- **WHAT YOU HAVE TO DO**: Using the listing below, select the lines with the word "boxes" and copy them.
- - - - -
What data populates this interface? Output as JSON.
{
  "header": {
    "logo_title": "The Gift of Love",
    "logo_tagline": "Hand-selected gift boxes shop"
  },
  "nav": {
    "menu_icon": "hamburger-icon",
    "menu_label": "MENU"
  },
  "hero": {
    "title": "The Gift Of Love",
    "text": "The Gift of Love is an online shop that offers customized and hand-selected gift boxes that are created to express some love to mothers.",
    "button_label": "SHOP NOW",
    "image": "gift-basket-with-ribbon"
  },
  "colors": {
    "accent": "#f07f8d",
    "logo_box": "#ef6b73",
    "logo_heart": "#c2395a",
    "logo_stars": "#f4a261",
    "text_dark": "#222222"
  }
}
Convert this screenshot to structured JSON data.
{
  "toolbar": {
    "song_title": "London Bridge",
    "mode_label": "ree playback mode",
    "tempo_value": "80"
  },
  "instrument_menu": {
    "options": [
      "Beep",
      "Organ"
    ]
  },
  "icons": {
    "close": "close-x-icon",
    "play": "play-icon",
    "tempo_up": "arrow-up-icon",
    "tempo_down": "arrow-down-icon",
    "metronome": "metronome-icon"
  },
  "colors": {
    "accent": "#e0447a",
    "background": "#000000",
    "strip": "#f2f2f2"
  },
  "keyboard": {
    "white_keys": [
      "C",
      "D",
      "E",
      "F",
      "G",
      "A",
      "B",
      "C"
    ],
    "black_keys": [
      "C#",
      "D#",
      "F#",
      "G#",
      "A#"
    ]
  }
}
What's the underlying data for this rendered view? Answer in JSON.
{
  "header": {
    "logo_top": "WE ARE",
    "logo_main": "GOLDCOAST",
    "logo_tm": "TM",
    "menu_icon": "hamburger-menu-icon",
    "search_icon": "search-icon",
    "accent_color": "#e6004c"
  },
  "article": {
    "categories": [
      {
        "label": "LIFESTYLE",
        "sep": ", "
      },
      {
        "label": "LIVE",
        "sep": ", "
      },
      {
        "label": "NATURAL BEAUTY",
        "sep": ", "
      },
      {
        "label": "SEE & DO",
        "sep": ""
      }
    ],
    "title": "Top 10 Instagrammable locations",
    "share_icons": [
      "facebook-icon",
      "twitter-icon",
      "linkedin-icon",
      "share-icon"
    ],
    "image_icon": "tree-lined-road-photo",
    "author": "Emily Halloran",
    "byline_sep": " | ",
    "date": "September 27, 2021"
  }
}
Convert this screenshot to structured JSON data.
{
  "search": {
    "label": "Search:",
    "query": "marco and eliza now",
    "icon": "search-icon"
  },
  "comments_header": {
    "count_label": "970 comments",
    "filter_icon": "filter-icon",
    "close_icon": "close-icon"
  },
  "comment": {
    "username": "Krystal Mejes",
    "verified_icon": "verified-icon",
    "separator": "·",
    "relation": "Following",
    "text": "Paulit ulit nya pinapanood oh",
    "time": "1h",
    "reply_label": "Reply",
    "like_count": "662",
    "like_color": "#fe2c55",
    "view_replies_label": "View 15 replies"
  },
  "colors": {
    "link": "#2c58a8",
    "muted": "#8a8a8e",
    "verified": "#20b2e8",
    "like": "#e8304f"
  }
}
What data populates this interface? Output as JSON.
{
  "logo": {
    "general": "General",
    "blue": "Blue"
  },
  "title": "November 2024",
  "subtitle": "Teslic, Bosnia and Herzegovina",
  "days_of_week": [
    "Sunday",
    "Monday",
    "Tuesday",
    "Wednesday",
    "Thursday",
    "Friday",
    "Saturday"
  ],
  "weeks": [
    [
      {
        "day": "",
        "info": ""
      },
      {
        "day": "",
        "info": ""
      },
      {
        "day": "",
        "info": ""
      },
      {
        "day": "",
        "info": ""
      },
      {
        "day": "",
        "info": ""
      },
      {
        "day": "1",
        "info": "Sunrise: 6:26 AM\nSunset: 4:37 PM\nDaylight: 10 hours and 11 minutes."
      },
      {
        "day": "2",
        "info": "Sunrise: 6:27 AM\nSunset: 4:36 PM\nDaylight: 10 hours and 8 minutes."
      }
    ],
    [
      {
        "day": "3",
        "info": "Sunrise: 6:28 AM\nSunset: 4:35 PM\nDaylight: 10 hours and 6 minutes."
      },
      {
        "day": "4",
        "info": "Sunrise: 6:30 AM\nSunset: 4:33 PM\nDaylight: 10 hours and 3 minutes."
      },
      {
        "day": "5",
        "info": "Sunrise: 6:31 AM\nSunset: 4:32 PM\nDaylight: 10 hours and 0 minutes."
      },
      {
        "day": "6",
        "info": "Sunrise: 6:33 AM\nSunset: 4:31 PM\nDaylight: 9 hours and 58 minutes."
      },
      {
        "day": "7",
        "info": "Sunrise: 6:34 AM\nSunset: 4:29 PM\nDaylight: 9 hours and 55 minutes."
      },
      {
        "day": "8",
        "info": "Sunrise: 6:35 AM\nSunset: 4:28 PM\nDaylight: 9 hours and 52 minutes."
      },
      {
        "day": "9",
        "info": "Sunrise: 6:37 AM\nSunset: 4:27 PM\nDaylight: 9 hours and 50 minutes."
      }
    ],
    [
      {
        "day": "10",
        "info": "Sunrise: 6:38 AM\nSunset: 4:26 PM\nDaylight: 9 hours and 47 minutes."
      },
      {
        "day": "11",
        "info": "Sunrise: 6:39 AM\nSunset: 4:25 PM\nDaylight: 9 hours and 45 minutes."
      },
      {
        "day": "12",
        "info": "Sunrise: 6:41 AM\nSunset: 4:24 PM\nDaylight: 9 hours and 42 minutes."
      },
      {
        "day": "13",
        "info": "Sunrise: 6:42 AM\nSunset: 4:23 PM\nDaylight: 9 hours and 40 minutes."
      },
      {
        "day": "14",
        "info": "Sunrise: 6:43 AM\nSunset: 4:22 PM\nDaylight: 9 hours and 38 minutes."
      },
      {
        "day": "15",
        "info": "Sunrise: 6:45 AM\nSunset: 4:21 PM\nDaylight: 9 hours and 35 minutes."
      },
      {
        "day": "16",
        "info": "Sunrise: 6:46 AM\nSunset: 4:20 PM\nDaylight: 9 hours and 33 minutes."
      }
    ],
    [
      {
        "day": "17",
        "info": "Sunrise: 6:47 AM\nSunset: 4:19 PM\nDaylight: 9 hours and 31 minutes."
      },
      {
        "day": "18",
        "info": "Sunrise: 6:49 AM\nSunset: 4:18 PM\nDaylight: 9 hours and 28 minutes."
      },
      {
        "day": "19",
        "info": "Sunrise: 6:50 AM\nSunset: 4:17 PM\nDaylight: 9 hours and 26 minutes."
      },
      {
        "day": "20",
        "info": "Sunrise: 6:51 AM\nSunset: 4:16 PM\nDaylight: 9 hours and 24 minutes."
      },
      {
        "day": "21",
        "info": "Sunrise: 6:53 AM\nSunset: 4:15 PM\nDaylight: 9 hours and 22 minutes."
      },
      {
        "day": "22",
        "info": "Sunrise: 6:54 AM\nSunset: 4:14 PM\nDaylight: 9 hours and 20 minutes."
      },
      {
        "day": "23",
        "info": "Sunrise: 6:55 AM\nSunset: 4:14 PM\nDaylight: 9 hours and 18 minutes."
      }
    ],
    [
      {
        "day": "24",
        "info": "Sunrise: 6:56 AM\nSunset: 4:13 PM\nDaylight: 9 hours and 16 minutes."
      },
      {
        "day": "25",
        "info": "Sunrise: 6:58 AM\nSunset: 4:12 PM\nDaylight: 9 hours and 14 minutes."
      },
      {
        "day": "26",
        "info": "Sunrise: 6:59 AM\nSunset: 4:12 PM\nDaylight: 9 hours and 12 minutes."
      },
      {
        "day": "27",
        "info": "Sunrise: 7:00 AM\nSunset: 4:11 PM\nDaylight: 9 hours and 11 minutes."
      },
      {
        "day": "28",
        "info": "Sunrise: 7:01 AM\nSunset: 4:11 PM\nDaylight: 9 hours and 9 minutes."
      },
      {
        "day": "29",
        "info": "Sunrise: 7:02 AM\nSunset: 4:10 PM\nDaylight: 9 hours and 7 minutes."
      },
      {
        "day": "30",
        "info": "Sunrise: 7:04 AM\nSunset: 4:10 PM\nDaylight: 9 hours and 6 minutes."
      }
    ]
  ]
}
- - - - -
- **REPLY TO THE EXERCISE**:
    "logo_tagline": "Hand-selected gift boxes shop"
    "text": "The Gift of Love is an online shop that offers customized and hand-selected gift boxes that are created to express some love to mothers.",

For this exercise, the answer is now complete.